- [Task statement] Reproduce every entry exactly.

- [Given records]
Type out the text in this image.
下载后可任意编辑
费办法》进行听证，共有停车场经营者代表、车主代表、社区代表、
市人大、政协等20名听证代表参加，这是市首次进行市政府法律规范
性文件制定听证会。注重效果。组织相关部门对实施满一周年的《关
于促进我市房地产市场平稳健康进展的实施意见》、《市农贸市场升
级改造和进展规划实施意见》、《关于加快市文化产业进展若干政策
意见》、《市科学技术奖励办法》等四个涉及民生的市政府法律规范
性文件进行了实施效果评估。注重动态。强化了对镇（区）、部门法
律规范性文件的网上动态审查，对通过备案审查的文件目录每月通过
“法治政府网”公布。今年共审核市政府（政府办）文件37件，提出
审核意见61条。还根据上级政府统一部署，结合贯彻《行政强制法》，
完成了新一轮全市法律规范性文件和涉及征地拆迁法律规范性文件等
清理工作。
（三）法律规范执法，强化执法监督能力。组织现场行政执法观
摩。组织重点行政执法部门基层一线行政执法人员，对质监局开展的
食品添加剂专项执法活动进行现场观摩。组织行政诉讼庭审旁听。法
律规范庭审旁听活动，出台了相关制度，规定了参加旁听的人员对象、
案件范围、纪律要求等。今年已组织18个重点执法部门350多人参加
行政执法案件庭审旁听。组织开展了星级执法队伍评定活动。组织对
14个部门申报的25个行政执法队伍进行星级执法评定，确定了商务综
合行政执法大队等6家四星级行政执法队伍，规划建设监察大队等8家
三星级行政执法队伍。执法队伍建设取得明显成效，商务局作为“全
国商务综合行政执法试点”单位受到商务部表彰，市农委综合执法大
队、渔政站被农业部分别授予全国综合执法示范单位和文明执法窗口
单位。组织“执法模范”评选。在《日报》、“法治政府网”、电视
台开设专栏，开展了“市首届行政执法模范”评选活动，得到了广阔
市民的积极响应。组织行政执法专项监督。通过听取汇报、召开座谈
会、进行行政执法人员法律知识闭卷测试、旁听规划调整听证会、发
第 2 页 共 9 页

- [Answer]
Type out the text in this image.
下载后可任意编辑
费办法》进行听证，共有停车场经营者代表、车主代表、社区代表、
市人大、政协等20名听证代表参加，这是市首次进行市政府法律规范
性文件制定听证会。注重效果。组织相关部门对实施满一周年的《关
于促进我市房地产市场平稳健康进展的实施意见》、《市农贸市场升
级改造和进展规划实施意见》、《关于加快市文化产业进展若干政策
意见》、《市科学技术奖励办法》等四个涉及民生的市政府法律规范
性文件进行了实施效果评估。注重动态。强化了对镇（区）、部门法
律规范性文件的网上动态审查，对通过备案审查的文件目录每月通过
“法治政府网”公布。今年共审核市政府（政府办）文件37件，提出
审核意见61条。还根据上级政府统一部署，结合贯彻《行政强制法》，
完成了新一轮全市法律规范性文件和涉及征地拆迁法律规范性文件等
清理工作。
（三）法律规范执法，强化执法监督能力。组织现场行政执法观
摩。组织重点行政执法部门基层一线行政执法人员，对质监局开展的
食品添加剂专项执法活动进行现场观摩。组织行政诉讼庭审旁听。法
律规范庭审旁听活动，出台了相关制度，规定了参加旁听的人员对象、
案件范围、纪律要求等。今年已组织18个重点执法部门350多人参加
行政执法案件庭审旁听。组织开展了星级执法队伍评定活动。组织对
14个部门申报的25个行政执法队伍进行星级执法评定，确定了商务综
合行政执法大队等6家四星级行政执法队伍，规划建设监察大队等8家
三星级行政执法队伍。执法队伍建设取得明显成效，商务局作为“全
国商务综合行政执法试点”单位受到商务部表彰，市农委综合执法大
队、渔政站被农业部分别授予全国综合执法示范单位和文明执法窗口
单位。组织“执法模范”评选。在《日报》、“法治政府网”、电视
台开设专栏，开展了“市首届行政执法模范”评选活动，得到了广阔
市民的积极响应。组织行政执法专项监督。通过听取汇报、召开座谈
会、进行行政执法人员法律知识闭卷测试、旁听规划调整听证会、发
第 2 页 共 9 页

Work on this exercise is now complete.